___ INPUT
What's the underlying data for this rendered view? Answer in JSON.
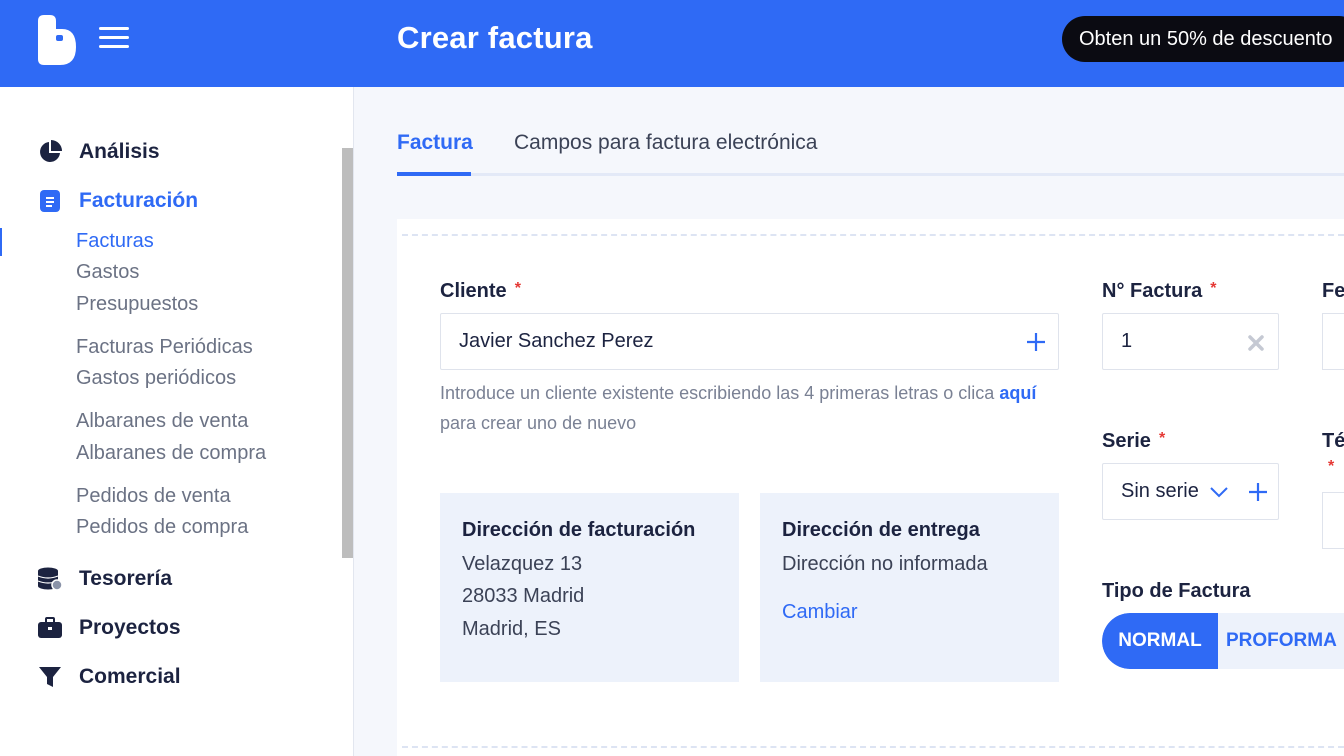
{
  "header": {
    "title": "Crear factura",
    "promo": "Obten un 50% de descuento",
    "brand_color": "#2f6af5"
  },
  "sidebar": {
    "main": [
      {
        "label": "Análisis",
        "icon": "pie-chart-icon"
      },
      {
        "label": "Facturación",
        "icon": "invoice-icon",
        "active": true
      },
      {
        "label": "Tesorería",
        "icon": "coins-icon"
      },
      {
        "label": "Proyectos",
        "icon": "briefcase-icon"
      },
      {
        "label": "Comercial",
        "icon": "funnel-icon"
      }
    ],
    "sub": [
      {
        "label": "Facturas",
        "active": true
      },
      {
        "label": "Gastos"
      },
      {
        "label": "Presupuestos"
      },
      {
        "label": "Facturas Periódicas"
      },
      {
        "label": "Gastos periódicos"
      },
      {
        "label": "Albaranes de venta"
      },
      {
        "label": "Albaranes de compra"
      },
      {
        "label": "Pedidos de venta"
      },
      {
        "label": "Pedidos de compra"
      }
    ]
  },
  "tabs": [
    {
      "label": "Factura",
      "active": true
    },
    {
      "label": "Campos para factura electrónica"
    }
  ],
  "form": {
    "cliente": {
      "label": "Cliente",
      "required": "*",
      "value": "Javier Sanchez Perez",
      "help": "Introduce un cliente existente escribiendo las 4 primeras letras o clica",
      "help_link": "aquí",
      "help_end": "para crear uno de nuevo"
    },
    "numero": {
      "label": "N° Factura",
      "required": "*",
      "value": "1"
    },
    "fecha": {
      "label": "Fe"
    },
    "serie": {
      "label": "Serie",
      "required": "*",
      "value": "Sin serie"
    },
    "terminos": {
      "label": "Té",
      "required": "*"
    },
    "tipo": {
      "label": "Tipo de Factura",
      "options": [
        "NORMAL",
        "PROFORMA"
      ],
      "selected": "NORMAL"
    },
    "facturacion": {
      "title": "Dirección de facturación",
      "lines": [
        "Velazquez 13",
        "28033 Madrid",
        "Madrid, ES"
      ]
    },
    "entrega": {
      "title": "Dirección de entrega",
      "line": "Dirección no informada",
      "link": "Cambiar"
    }
  }
}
______
SHORT EXERCISE
From the records given above, reproduce all text exactly and exclude each picture.

RESULT FOR THIS TASK
What's the underlying data for this rendered view? Answer in JSON.
{
  "header": {
    "title": "Crear factura",
    "promo": "Obten un 50% de descuento",
    "brand_color": "#2f6af5"
  },
  "sidebar": {
    "main": [
      {
        "label": "Análisis",
        "icon": "pie-chart-icon"
      },
      {
        "label": "Facturación",
        "icon": "invoice-icon",
        "active": true
      },
      {
        "label": "Tesorería",
        "icon": "coins-icon"
      },
      {
        "label": "Proyectos",
        "icon": "briefcase-icon"
      },
      {
        "label": "Comercial",
        "icon": "funnel-icon"
      }
    ],
    "sub": [
      {
        "label": "Facturas",
        "active": true
      },
      {
        "label": "Gastos"
      },
      {
        "label": "Presupuestos"
      },
      {
        "label": "Facturas Periódicas"
      },
      {
        "label": "Gastos periódicos"
      },
      {
        "label": "Albaranes de venta"
      },
      {
        "label": "Albaranes de compra"
      },
      {
        "label": "Pedidos de venta"
      },
      {
        "label": "Pedidos de compra"
      }
    ]
  },
  "tabs": [
    {
      "label": "Factura",
      "active": true
    },
    {
      "label": "Campos para factura electrónica"
    }
  ],
  "form": {
    "cliente": {
      "label": "Cliente",
      "required": "*",
      "value": "Javier Sanchez Perez",
      "help": "Introduce un cliente existente escribiendo las 4 primeras letras o clica",
      "help_link": "aquí",
      "help_end": "para crear uno de nuevo"
    },
    "numero": {
      "label": "N° Factura",
      "required": "*",
      "value": "1"
    },
    "fecha": {
      "label": "Fe"
    },
    "serie": {
      "label": "Serie",
      "required": "*",
      "value": "Sin serie"
    },
    "terminos": {
      "label": "Té",
      "required": "*"
    },
    "tipo": {
      "label": "Tipo de Factura",
      "options": [
        "NORMAL",
        "PROFORMA"
      ],
      "selected": "NORMAL"
    },
    "facturacion": {
      "title": "Dirección de facturación",
      "lines": [
        "Velazquez 13",
        "28033 Madrid",
        "Madrid, ES"
      ]
    },
    "entrega": {
      "title": "Dirección de entrega",
      "line": "Dirección no informada",
      "link": "Cambiar"
    }
  }
}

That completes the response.